_CHECK YOUR UNDERSTANDING_:
**1.** In the Baalbek festival article, since what year has the festival been held among the Roman ruins?
**2.** Carry on the Baalbek festival article from its last sentence.

_DOCUMENT EXCERPT_:
⟨

As Syria's civil war rages across the boarder, Lebanon's Baalbek festival defies the bombs among the temples of the gods

Despite being seven miles from the war, the venerable music gala has been attracting thousands to its performances amid the Roman ruins

As a group of traditionally clad dancers emerged from the lit-up temple of Bacchus in Baalbek, a roar of approval came from the crowd. The audience danced, clapped and sang along as Assi el Helani, Lebanon's version of Tom Jones, took to the stage and sang an ode to Baalbek, his home town.

The message the 3,000 filled seats sent was clear: Baalbek festival is here to stay. "It was a great challenge," said Nayla de Freige, president of the festival. She hoped the two sold-out opening nights would reassure people that Baalbek was safe to visit, despite being located scarcely seven miles from the Syrian border. The area is a stronghold of Hezbollah, which is fighting alongside President Bashar al-Assad in Syria.

Last year, the festival had to be moved to a silk factory closer to the capital. The Roman ruins where the festival had been held since 1956 were deemed too unsafe. "It was totally for security reasons. Two rockets fell down not very far from the acropolis," explained Ms de Freige.

Now the festival is back among the temples of the gods, one of the best-preserved and largest Roman temple complexes in the world, and a Unesco World Heritage site. Children pose for pictures against the majestic backdrop of the six remaining columns of Jupiter's temple, built in 64BC.

Security is tight Security is tight But it has been a struggle to get here. When the committee presented its programme from the acropolis in May, it was certain that a triumphant return lay ahead. "We were in euphoria. We thought that everything was going to be great, and that we were going to have a fantastic tourism summer," said Ms de Freige. But then a wave of suicide bombings and arrests hit Lebanon in June, changing everything. Meetings with all the security services and Hezbollah followed.

The opening-night performance, scheduled to start "at eight prompt", was delayed by an hour. There were television transmission issues, and the ministers of culture and tourism were stuck in traffic.

The road between the capital and Baalbek was clogged up by seven army checkpoints, the last four of which were on the final 25 miles. At the entrance to the temple complex, heavily armed soldiers and police stood guard while men and women were separated and searched for weapons. These intense security measures were carried out at the request of the organisers, who co-ordinated with the army for months in an effort to ensure safety for festival-goers in one of the country's most volatile areas.

Still, that wasn't enough for some performers. Canadian dance troupe Les 7 Doigts de la Main cancelled three weeks before the festival, because of security concerns among the young performer's parents.

One of the town’s Roman temple One of the town’s Roman temple Last week, Romanian opera diva Angela Gheorghiu asked for her concert to be relocated to the casino, which is located on the coast, a traditionally safer part of the country. The French actor Gérard Depardieu is the only newcomer, in a double act with the French actress Fanny Ardant, a veteran of Baalbek. Tunisian oud player Dhafer Youssef, too, had previously performed in Lebanon. The organisers consciously approached people who knew "the sensitivities of the region", as Ms de Freige delicately put it.

⟩

_PROVIDED MATERIAL_:
⟨

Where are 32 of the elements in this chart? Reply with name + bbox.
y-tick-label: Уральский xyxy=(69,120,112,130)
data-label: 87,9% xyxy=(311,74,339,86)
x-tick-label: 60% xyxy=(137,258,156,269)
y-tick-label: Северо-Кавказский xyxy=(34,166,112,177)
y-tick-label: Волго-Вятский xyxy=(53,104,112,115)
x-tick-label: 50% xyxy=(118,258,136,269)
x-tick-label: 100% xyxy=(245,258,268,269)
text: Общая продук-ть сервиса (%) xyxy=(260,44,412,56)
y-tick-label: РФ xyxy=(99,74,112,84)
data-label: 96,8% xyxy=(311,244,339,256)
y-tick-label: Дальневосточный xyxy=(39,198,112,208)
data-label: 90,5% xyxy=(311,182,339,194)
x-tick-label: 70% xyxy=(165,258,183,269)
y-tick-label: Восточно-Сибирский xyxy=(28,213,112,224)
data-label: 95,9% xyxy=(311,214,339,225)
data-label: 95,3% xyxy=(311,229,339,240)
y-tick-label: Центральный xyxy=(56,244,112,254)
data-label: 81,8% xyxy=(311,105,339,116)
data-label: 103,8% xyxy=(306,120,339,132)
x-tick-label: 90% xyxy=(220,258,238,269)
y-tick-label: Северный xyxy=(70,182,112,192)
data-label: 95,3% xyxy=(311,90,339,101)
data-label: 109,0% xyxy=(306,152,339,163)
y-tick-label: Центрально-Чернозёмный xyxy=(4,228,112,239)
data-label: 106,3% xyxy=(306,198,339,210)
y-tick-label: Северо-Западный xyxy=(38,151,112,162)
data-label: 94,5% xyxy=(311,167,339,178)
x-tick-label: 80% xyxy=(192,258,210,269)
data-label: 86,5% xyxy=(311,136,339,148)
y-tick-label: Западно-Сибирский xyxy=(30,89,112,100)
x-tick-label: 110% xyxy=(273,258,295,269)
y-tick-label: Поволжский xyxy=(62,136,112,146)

⟩

_RESULTS FOR THE EXERCISE_:
**1.** Since 1956.

**2.**
It has been quite a change of pace for a festival that used to host the greatest stars in the world. During the 1950s, there was a focus on theatre, with lots of Shakespeare performances, including by the Old Vic Theatre Company. The Royal Ballet was recurrent a guest in the 1960s, and the New York Philharmonic came as well. The 1970s brought jazz to Baalbek; Miles Davis performed and Ella Fitzgerald came two years in a row.

The stage remained empty for more than two decades following the start of the country's civil war in 1975 but, when it restarted in 1997, it still managed to pull in the big names. Nina Simone, Sting and Phil Collins all performed in the shadow of Jupiter's temple, alongside operas, musicals and dance troupes.

Tickets would sell out weeks in advance; now, every single concert has tickets available and 300 people bought their opening-night tickets at the door. Last-minute ticket sales are up; people want to assess the risk on the day of the concert.

And the audience is mostly local; there are fewer people from Beirut than usual and foreign visitors are greeted with surprise and delight. A successful run of the festival could help to bring back other tourists to Baalbek, whose car parks are mostly vacant as embassies advise their citizens to stay away.

Organisers see the festival as a barometer for the state of Lebanon. "If Baalbek is OK, the rest of the country is OK," said Ms de Freige, who came on board when the festival restarted in 1997.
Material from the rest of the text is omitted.